Dataset records:
......

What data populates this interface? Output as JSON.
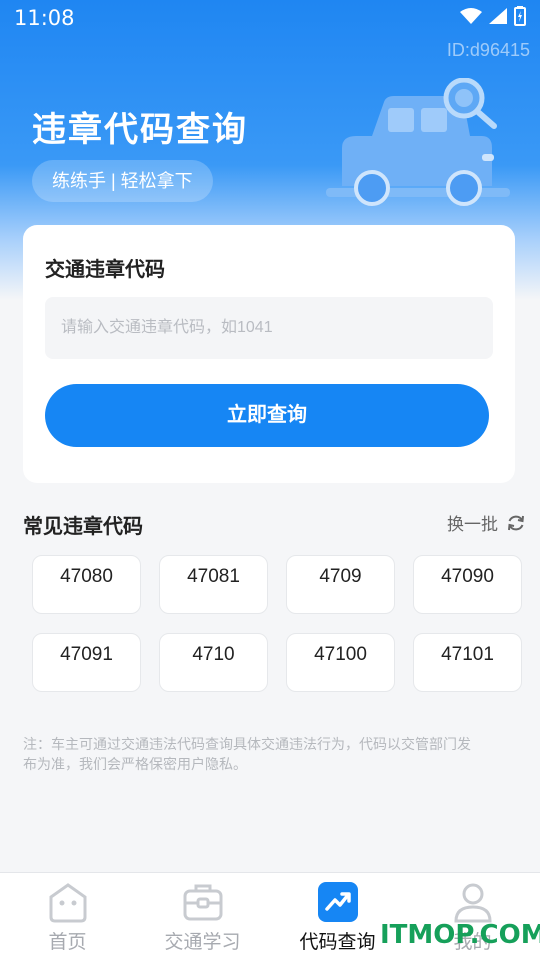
{
  "status_bar": {
    "time": "11:08"
  },
  "header": {
    "id_text": "ID:d96415",
    "title": "违章代码查询",
    "slogan": "练练手 | 轻松拿下"
  },
  "search_card": {
    "title": "交通违章代码",
    "input_placeholder": "请输入交通违章代码，如1041",
    "input_value": "",
    "submit_label": "立即查询"
  },
  "common_codes": {
    "title": "常见违章代码",
    "refresh_label": "换一批",
    "codes": [
      "47080",
      "47081",
      "4709",
      "47090",
      "47091",
      "4710",
      "47100",
      "47101"
    ]
  },
  "note": "注：车主可通过交通违法代码查询具体交通违法行为，代码以交管部门发布为准，我们会严格保密用户隐私。",
  "tabbar": {
    "items": [
      {
        "label": "首页",
        "icon": "home-icon"
      },
      {
        "label": "交通学习",
        "icon": "briefcase-icon"
      },
      {
        "label": "代码查询",
        "icon": "trend-icon",
        "active": true
      },
      {
        "label": "我的",
        "icon": "user-icon"
      }
    ]
  },
  "watermark": "ITMOP.COM",
  "colors": {
    "primary": "#1686f4",
    "watermark": "#16a05a"
  }
}
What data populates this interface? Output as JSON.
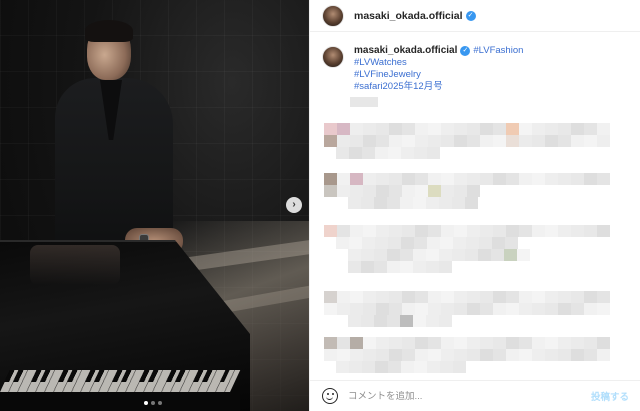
{
  "post": {
    "username": "masaki_okada.official",
    "verified": true,
    "carousel": {
      "current_slide": 1,
      "total_slides": 3
    }
  },
  "header": {
    "username": "masaki_okada.official"
  },
  "caption": {
    "username": "masaki_okada.official",
    "hashtags": [
      "#LVFashion",
      "#LVWatches",
      "#LVFineJewelry",
      "#safari2025年12月号"
    ]
  },
  "icons": {
    "verified": "verified-badge-icon",
    "next": "chevron-right-icon",
    "emoji": "emoji-icon"
  },
  "footer": {
    "comment_placeholder": "コメントを追加...",
    "post_label": "投稿する"
  },
  "colors": {
    "link": "#3b6fd1",
    "verified": "#3897f0",
    "post_disabled": "#b2dffc"
  }
}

......

▶ _What the exercise asks_
Scan the material and collect every line that contains "verified".

▶ _Written reply_
    "verified": true,
    "verified": "verified-badge-icon",
    "verified": "#3897f0",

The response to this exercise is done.